Figure record listings

■ ■ ■

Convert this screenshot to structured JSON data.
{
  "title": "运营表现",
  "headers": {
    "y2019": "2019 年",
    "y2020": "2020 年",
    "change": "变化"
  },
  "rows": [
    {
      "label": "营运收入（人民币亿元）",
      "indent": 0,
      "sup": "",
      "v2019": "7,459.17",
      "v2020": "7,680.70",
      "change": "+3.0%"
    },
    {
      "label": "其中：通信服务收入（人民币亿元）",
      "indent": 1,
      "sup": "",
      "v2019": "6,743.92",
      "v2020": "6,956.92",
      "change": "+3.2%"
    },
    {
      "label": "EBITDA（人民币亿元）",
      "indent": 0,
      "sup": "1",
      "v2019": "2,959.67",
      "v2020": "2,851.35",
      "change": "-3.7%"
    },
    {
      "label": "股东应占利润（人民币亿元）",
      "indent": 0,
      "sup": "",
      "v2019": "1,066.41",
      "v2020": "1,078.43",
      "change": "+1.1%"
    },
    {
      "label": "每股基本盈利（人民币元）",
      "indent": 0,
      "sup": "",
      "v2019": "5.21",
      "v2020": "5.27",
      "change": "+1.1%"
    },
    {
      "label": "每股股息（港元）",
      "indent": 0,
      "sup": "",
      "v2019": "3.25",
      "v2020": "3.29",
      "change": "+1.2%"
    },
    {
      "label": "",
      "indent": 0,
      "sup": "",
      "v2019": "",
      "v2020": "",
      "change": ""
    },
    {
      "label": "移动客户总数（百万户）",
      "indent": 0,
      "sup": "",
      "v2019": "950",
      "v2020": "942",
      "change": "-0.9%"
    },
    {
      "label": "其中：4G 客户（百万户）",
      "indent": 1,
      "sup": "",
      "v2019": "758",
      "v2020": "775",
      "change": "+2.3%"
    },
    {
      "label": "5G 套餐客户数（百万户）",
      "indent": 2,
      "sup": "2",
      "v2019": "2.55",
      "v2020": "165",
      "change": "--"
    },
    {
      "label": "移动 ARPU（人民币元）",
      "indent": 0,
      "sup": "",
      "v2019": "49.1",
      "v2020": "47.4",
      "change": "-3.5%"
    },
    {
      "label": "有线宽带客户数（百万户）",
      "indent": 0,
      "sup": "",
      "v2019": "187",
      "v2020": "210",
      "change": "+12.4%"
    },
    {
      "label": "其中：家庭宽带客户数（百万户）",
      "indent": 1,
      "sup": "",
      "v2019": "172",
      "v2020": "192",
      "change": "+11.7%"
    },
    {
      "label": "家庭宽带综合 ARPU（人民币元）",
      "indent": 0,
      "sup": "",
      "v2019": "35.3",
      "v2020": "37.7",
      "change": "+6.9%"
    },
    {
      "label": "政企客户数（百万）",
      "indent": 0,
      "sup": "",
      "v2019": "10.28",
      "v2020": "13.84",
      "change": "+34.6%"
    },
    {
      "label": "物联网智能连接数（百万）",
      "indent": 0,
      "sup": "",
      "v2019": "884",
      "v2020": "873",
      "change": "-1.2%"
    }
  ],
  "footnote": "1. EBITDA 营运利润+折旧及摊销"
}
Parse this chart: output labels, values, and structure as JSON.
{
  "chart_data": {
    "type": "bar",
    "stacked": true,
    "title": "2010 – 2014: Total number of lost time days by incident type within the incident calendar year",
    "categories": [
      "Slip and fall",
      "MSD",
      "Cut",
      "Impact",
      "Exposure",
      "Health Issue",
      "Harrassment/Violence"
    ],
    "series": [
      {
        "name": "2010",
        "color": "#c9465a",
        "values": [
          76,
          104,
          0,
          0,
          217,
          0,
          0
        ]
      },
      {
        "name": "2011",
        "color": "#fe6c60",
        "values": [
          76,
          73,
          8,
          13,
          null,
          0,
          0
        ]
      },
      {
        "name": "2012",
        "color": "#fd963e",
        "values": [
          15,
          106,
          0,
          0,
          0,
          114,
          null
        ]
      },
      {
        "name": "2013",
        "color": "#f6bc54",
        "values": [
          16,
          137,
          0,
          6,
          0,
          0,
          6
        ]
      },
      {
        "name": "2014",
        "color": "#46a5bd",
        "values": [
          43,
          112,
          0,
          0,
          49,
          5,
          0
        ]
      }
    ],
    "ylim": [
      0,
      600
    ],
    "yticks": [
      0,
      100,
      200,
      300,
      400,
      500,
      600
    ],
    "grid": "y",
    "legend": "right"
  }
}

■ ■ ■

• Stated task
Copy each line of the records above that carries the word "人民币亿元".

• Complete answer
      "label": "营运收入（人民币亿元）",
      "label": "其中：通信服务收入（人民币亿元）",
      "label": "EBITDA（人民币亿元）",
      "label": "股东应占利润（人民币亿元）",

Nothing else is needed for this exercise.